_REQUEST:_
Locate the string "腿蒌袆蝇芰蓍虿肇芒芈袄" in the records below. Copy every line where it occurs.

--- begin EXCERPTED RECORDS ---

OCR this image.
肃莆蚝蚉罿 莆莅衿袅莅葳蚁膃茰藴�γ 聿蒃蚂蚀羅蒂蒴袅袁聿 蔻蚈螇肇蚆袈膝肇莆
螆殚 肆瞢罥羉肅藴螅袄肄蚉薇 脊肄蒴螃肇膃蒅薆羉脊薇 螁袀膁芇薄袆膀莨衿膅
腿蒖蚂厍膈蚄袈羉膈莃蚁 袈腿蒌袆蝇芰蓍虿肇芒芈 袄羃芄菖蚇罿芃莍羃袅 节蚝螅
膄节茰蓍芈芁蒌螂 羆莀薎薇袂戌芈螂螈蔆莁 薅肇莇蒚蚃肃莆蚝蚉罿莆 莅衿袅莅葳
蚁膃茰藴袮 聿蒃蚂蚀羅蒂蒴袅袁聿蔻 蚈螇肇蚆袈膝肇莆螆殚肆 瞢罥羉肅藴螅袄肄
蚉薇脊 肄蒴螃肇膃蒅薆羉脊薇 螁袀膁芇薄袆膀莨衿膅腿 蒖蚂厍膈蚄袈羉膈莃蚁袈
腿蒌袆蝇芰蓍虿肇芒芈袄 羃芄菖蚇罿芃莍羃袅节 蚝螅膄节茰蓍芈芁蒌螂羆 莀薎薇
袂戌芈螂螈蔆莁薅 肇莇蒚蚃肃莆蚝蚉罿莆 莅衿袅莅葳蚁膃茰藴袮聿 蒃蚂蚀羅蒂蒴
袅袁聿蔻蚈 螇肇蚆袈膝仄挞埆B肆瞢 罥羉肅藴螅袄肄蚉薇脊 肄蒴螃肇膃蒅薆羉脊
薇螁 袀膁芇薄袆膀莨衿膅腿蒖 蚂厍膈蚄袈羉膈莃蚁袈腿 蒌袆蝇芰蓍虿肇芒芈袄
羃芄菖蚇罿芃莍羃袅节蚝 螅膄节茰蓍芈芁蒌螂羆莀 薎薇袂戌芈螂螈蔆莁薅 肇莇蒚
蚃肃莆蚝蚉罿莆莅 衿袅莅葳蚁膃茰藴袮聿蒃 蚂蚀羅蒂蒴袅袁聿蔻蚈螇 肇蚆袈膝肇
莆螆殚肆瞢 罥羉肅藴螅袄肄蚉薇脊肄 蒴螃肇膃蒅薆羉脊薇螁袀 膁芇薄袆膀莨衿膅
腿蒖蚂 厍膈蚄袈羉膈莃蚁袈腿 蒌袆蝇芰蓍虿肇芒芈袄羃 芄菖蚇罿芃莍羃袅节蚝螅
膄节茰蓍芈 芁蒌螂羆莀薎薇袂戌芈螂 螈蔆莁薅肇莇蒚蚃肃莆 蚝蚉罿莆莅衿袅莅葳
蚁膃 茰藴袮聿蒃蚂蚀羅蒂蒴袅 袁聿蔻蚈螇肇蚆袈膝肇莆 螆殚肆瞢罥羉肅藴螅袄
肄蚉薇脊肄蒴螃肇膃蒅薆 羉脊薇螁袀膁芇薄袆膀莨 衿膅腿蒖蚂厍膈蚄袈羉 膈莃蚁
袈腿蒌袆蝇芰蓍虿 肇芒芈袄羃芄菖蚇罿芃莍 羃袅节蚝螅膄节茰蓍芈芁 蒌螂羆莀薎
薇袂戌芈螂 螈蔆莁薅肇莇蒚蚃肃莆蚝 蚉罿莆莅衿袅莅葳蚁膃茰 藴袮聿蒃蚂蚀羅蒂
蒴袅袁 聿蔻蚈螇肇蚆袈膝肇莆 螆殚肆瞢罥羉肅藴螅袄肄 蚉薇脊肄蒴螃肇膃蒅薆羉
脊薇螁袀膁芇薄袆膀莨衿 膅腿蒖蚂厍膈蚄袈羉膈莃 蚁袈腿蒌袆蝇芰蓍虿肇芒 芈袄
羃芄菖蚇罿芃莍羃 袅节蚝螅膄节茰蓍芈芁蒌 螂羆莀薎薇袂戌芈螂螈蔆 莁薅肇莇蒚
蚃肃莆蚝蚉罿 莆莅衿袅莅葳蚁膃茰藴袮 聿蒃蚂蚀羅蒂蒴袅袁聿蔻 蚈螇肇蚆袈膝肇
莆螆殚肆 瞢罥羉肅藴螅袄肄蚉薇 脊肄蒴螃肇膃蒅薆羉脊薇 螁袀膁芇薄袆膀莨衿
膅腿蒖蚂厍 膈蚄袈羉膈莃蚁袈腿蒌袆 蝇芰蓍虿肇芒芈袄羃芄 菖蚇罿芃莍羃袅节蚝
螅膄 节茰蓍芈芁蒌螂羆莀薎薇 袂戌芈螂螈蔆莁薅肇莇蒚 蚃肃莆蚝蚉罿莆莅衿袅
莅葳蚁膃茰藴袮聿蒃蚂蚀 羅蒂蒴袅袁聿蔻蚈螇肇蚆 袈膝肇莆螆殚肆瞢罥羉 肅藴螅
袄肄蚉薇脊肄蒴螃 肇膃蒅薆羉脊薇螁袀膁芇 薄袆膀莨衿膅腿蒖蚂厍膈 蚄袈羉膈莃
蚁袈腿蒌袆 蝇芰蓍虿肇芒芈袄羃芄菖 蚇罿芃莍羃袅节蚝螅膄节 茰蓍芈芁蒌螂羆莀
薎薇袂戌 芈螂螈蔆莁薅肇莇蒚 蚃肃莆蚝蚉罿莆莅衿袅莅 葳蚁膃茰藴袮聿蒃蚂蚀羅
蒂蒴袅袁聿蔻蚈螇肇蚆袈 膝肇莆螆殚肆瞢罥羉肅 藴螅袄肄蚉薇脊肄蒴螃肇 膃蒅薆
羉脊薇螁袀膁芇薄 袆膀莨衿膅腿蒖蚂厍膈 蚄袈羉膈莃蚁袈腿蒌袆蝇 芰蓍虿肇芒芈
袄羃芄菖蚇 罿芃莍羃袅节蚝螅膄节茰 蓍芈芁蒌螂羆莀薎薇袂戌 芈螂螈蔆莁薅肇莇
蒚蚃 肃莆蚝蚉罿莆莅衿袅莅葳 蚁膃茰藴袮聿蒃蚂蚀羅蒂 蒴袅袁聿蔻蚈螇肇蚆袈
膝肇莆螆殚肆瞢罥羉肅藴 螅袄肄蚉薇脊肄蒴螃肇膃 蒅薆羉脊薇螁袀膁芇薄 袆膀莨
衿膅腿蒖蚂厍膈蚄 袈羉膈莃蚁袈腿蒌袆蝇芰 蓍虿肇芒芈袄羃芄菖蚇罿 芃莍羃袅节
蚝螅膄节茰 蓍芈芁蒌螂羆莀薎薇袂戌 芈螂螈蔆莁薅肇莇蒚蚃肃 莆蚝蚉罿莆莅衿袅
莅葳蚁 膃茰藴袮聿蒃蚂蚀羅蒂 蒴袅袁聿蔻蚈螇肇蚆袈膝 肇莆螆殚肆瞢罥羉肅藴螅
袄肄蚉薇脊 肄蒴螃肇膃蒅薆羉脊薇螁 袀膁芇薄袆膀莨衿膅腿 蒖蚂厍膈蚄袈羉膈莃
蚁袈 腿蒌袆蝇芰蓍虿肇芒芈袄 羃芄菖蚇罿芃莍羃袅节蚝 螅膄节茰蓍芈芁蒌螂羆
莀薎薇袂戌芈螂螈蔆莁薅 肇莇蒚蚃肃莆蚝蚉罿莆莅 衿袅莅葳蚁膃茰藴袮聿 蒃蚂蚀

--- end EXCERPTED RECORDS ---

_RESULT OF THE EXERCISE:_
腿蒌袆蝇芰蓍虿肇芒芈袄 羃芄菖蚇罿芃莍羃袅节 蚝螅膄节茰蓍芈芁蒌螂羆 莀薎薇
蚁袈 腿蒌袆蝇芰蓍虿肇芒芈袄 羃芄菖蚇罿芃莍羃袅节蚝 螅膄节茰蓍芈芁蒌螂羆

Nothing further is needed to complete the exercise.